Dataset records
>> BEGIN
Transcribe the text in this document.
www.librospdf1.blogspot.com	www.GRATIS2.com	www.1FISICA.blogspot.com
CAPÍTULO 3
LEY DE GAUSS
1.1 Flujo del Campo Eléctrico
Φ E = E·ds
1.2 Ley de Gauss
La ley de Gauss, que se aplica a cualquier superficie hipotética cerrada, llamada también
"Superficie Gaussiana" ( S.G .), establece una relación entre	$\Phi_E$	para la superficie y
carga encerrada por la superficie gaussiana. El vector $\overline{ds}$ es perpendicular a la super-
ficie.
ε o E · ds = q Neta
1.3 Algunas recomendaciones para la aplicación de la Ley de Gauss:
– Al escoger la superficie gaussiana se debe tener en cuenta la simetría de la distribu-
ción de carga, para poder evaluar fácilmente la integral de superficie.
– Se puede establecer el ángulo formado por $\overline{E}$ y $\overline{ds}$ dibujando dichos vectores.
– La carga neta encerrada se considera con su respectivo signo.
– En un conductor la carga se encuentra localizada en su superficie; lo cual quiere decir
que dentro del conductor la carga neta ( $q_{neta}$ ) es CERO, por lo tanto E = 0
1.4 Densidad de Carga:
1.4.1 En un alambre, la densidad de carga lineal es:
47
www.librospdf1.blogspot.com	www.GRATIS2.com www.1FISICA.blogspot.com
>> END
◆ Instruction
Filter the entries down to the lines containing "superficie". Copy each of those lines.

◆ Final result
La ley de Gauss, que se aplica a cualquier superficie hipotética cerrada, llamada también
"Superficie Gaussiana" ( S.G .), establece una relación entre	$\Phi_E$	para la superficie y
carga encerrada por la superficie gaussiana. El vector $\overline{ds}$ es perpendicular a la super-
– Al escoger la superficie gaussiana se debe tener en cuenta la simetría de la distribu-
ción de carga, para poder evaluar fácilmente la integral de superficie.
– En un conductor la carga se encuentra localizada en su superficie; lo cual quiere decir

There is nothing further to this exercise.